- [EXERCISE BRIEF]:
Reproduce the entire listing word for word.

— BEGIN STORED DATA —

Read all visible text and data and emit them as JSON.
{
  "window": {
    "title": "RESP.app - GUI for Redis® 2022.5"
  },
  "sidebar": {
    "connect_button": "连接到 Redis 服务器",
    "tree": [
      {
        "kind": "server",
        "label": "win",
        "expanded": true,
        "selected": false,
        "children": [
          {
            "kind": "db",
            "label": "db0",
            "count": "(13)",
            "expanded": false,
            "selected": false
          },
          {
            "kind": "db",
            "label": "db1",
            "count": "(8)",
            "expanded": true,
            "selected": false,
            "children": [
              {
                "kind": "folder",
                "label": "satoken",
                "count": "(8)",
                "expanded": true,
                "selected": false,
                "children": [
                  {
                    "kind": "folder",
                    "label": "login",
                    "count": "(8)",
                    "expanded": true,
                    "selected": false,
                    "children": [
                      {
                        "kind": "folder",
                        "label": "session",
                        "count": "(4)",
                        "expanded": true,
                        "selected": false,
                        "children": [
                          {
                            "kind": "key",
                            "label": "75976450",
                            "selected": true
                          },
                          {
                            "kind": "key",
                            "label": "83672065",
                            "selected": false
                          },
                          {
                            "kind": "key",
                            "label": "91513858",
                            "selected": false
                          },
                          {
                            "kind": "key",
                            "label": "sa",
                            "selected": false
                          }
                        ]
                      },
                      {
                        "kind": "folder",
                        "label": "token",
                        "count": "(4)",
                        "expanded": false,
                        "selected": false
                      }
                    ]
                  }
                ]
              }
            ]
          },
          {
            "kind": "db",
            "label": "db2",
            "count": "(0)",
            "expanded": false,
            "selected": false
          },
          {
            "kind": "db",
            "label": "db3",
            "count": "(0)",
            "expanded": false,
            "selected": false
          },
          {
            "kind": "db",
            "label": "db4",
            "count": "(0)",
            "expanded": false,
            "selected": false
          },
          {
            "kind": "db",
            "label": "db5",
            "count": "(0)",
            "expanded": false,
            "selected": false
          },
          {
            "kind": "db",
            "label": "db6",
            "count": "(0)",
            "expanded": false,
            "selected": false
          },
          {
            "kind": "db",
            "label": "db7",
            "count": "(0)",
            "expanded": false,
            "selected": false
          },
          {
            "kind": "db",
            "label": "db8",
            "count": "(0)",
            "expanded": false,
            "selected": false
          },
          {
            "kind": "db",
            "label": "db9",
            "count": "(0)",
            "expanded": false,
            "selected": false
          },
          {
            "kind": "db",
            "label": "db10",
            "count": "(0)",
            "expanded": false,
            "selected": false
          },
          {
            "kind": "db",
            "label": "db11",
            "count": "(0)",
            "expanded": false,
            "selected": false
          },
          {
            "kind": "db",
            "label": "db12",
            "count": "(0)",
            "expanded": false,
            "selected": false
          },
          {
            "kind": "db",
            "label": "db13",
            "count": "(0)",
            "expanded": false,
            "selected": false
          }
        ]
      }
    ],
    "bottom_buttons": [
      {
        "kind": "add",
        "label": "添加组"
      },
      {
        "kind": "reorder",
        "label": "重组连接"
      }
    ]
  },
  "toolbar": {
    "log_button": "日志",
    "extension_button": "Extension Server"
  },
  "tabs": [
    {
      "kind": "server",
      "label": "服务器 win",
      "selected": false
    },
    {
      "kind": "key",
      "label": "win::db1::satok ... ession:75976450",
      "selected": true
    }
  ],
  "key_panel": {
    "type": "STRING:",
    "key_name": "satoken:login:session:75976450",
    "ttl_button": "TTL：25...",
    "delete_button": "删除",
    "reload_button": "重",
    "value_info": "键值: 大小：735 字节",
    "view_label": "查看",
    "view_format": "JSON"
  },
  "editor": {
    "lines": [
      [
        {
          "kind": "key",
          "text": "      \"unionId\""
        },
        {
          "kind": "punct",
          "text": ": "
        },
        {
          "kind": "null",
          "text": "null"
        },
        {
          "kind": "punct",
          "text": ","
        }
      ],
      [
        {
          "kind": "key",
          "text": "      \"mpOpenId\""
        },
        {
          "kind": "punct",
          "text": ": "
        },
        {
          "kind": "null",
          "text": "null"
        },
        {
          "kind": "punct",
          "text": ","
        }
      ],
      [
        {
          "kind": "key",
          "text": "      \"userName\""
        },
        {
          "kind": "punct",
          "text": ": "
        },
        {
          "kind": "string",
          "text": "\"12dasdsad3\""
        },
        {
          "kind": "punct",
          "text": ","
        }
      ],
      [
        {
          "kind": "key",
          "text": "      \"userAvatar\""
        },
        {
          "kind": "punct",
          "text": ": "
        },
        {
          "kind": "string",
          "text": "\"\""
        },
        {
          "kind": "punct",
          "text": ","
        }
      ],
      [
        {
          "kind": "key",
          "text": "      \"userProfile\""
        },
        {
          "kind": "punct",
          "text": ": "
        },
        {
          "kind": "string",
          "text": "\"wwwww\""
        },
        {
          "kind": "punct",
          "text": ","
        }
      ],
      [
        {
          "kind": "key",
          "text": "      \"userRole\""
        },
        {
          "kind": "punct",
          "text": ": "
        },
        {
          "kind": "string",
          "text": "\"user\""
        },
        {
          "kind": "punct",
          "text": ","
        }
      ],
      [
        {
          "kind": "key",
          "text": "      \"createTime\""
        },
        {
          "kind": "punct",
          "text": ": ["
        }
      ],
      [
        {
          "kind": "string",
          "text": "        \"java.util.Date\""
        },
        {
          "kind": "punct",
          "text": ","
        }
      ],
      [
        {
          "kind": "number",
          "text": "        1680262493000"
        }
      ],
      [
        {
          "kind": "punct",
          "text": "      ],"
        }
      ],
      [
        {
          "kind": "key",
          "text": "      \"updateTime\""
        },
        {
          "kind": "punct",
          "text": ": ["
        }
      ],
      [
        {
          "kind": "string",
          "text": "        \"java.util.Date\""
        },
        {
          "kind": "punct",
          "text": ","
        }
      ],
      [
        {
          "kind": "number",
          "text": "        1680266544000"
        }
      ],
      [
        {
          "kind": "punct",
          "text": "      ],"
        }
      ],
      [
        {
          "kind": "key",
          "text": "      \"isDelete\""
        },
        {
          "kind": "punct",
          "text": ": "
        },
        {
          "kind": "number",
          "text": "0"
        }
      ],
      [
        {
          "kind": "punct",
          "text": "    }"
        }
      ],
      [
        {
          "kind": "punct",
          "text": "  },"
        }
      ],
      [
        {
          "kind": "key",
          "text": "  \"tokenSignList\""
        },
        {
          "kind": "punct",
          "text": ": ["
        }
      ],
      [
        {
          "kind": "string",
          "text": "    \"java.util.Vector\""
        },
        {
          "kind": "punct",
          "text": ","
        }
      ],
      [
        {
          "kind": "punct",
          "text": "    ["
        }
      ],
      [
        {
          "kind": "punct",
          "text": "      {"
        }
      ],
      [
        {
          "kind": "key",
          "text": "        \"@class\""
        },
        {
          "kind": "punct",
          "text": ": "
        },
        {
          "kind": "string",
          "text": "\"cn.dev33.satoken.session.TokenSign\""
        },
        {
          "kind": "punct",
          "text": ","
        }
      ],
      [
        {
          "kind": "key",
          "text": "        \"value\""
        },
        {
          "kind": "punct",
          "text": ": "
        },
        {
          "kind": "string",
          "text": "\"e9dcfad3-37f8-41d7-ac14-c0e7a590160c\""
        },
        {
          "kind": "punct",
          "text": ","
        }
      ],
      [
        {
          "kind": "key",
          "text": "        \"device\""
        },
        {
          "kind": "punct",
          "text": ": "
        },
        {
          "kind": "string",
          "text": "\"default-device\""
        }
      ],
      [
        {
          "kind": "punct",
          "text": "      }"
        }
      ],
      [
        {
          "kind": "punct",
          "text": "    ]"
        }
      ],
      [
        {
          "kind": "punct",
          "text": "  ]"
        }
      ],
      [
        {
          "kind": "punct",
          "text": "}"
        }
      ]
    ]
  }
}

— END STORED DATA —

- [OUTPUT FOR THIS TASK]:
Read all visible text and data and emit them as JSON.
{
  "window": {
    "title": "RESP.app - GUI for Redis® 2022.5"
  },
  "sidebar": {
    "connect_button": "连接到 Redis 服务器",
    "tree": [
      {
        "kind": "server",
        "label": "win",
        "expanded": true,
        "selected": false,
        "children": [
          {
            "kind": "db",
            "label": "db0",
            "count": "(13)",
            "expanded": false,
            "selected": false
          },
          {
            "kind": "db",
            "label": "db1",
            "count": "(8)",
            "expanded": true,
            "selected": false,
            "children": [
              {
                "kind": "folder",
                "label": "satoken",
                "count": "(8)",
                "expanded": true,
                "selected": false,
                "children": [
                  {
                    "kind": "folder",
                    "label": "login",
                    "count": "(8)",
                    "expanded": true,
                    "selected": false,
                    "children": [
                      {
                        "kind": "folder",
                        "label": "session",
                        "count": "(4)",
                        "expanded": true,
                        "selected": false,
                        "children": [
                          {
                            "kind": "key",
                            "label": "75976450",
                            "selected": true
                          },
                          {
                            "kind": "key",
                            "label": "83672065",
                            "selected": false
                          },
                          {
                            "kind": "key",
                            "label": "91513858",
                            "selected": false
                          },
                          {
                            "kind": "key",
                            "label": "sa",
                            "selected": false
                          }
                        ]
                      },
                      {
                        "kind": "folder",
                        "label": "token",
                        "count": "(4)",
                        "expanded": false,
                        "selected": false
                      }
                    ]
                  }
                ]
              }
            ]
          },
          {
            "kind": "db",
            "label": "db2",
            "count": "(0)",
            "expanded": false,
            "selected": false
          },
          {
            "kind": "db",
            "label": "db3",
            "count": "(0)",
            "expanded": false,
            "selected": false
          },
          {
            "kind": "db",
            "label": "db4",
            "count": "(0)",
            "expanded": false,
            "selected": false
          },
          {
            "kind": "db",
            "label": "db5",
            "count": "(0)",
            "expanded": false,
            "selected": false
          },
          {
            "kind": "db",
            "label": "db6",
            "count": "(0)",
            "expanded": false,
            "selected": false
          },
          {
            "kind": "db",
            "label": "db7",
            "count": "(0)",
            "expanded": false,
            "selected": false
          },
          {
            "kind": "db",
            "label": "db8",
            "count": "(0)",
            "expanded": false,
            "selected": false
          },
          {
            "kind": "db",
            "label": "db9",
            "count": "(0)",
            "expanded": false,
            "selected": false
          },
          {
            "kind": "db",
            "label": "db10",
            "count": "(0)",
            "expanded": false,
            "selected": false
          },
          {
            "kind": "db",
            "label": "db11",
            "count": "(0)",
            "expanded": false,
            "selected": false
          },
          {
            "kind": "db",
            "label": "db12",
            "count": "(0)",
            "expanded": false,
            "selected": false
          },
          {
            "kind": "db",
            "label": "db13",
            "count": "(0)",
            "expanded": false,
            "selected": false
          }
        ]
      }
    ],
    "bottom_buttons": [
      {
        "kind": "add",
        "label": "添加组"
      },
      {
        "kind": "reorder",
        "label": "重组连接"
      }
    ]
  },
  "toolbar": {
    "log_button": "日志",
    "extension_button": "Extension Server"
  },
  "tabs": [
    {
      "kind": "server",
      "label": "服务器 win",
      "selected": false
    },
    {
      "kind": "key",
      "label": "win::db1::satok ... ession:75976450",
      "selected": true
    }
  ],
  "key_panel": {
    "type": "STRING:",
    "key_name": "satoken:login:session:75976450",
    "ttl_button": "TTL：25...",
    "delete_button": "删除",
    "reload_button": "重",
    "value_info": "键值: 大小：735 字节",
    "view_label": "查看",
    "view_format": "JSON"
  },
  "editor": {
    "lines": [
      [
        {
          "kind": "key",
          "text": "      \"unionId\""
        },
        {
          "kind": "punct",
          "text": ": "
        },
        {
          "kind": "null",
          "text": "null"
        },
        {
          "kind": "punct",
          "text": ","
        }
      ],
      [
        {
          "kind": "key",
          "text": "      \"mpOpenId\""
        },
        {
          "kind": "punct",
          "text": ": "
        },
        {
          "kind": "null",
          "text": "null"
        },
        {
          "kind": "punct",
          "text": ","
        }
      ],
      [
        {
          "kind": "key",
          "text": "      \"userName\""
        },
        {
          "kind": "punct",
          "text": ": "
        },
        {
          "kind": "string",
          "text": "\"12dasdsad3\""
        },
        {
          "kind": "punct",
          "text": ","
        }
      ],
      [
        {
          "kind": "key",
          "text": "      \"userAvatar\""
        },
        {
          "kind": "punct",
          "text": ": "
        },
        {
          "kind": "string",
          "text": "\"\""
        },
        {
          "kind": "punct",
          "text": ","
        }
      ],
      [
        {
          "kind": "key",
          "text": "      \"userProfile\""
        },
        {
          "kind": "punct",
          "text": ": "
        },
        {
          "kind": "string",
          "text": "\"wwwww\""
        },
        {
          "kind": "punct",
          "text": ","
        }
      ],
      [
        {
          "kind": "key",
          "text": "      \"userRole\""
        },
        {
          "kind": "punct",
          "text": ": "
        },
        {
          "kind": "string",
          "text": "\"user\""
        },
        {
          "kind": "punct",
          "text": ","
        }
      ],
      [
        {
          "kind": "key",
          "text": "      \"createTime\""
        },
        {
          "kind": "punct",
          "text": ": ["
        }
      ],
      [
        {
          "kind": "string",
          "text": "        \"java.util.Date\""
        },
        {
          "kind": "punct",
          "text": ","
        }
      ],
      [
        {
          "kind": "number",
          "text": "        1680262493000"
        }
      ],
      [
        {
          "kind": "punct",
          "text": "      ],"
        }
      ],
      [
        {
          "kind": "key",
          "text": "      \"updateTime\""
        },
        {
          "kind": "punct",
          "text": ": ["
        }
      ],
      [
        {
          "kind": "string",
          "text": "        \"java.util.Date\""
        },
        {
          "kind": "punct",
          "text": ","
        }
      ],
      [
        {
          "kind": "number",
          "text": "        1680266544000"
        }
      ],
      [
        {
          "kind": "punct",
          "text": "      ],"
        }
      ],
      [
        {
          "kind": "key",
          "text": "      \"isDelete\""
        },
        {
          "kind": "punct",
          "text": ": "
        },
        {
          "kind": "number",
          "text": "0"
        }
      ],
      [
        {
          "kind": "punct",
          "text": "    }"
        }
      ],
      [
        {
          "kind": "punct",
          "text": "  },"
        }
      ],
      [
        {
          "kind": "key",
          "text": "  \"tokenSignList\""
        },
        {
          "kind": "punct",
          "text": ": ["
        }
      ],
      [
        {
          "kind": "string",
          "text": "    \"java.util.Vector\""
        },
        {
          "kind": "punct",
          "text": ","
        }
      ],
      [
        {
          "kind": "punct",
          "text": "    ["
        }
      ],
      [
        {
          "kind": "punct",
          "text": "      {"
        }
      ],
      [
        {
          "kind": "key",
          "text": "        \"@class\""
        },
        {
          "kind": "punct",
          "text": ": "
        },
        {
          "kind": "string",
          "text": "\"cn.dev33.satoken.session.TokenSign\""
        },
        {
          "kind": "punct",
          "text": ","
        }
      ],
      [
        {
          "kind": "key",
          "text": "        \"value\""
        },
        {
          "kind": "punct",
          "text": ": "
        },
        {
          "kind": "string",
          "text": "\"e9dcfad3-37f8-41d7-ac14-c0e7a590160c\""
        },
        {
          "kind": "punct",
          "text": ","
        }
      ],
      [
        {
          "kind": "key",
          "text": "        \"device\""
        },
        {
          "kind": "punct",
          "text": ": "
        },
        {
          "kind": "string",
          "text": "\"default-device\""
        }
      ],
      [
        {
          "kind": "punct",
          "text": "      }"
        }
      ],
      [
        {
          "kind": "punct",
          "text": "    ]"
        }
      ],
      [
        {
          "kind": "punct",
          "text": "  ]"
        }
      ],
      [
        {
          "kind": "punct",
          "text": "}"
        }
      ]
    ]
  }
}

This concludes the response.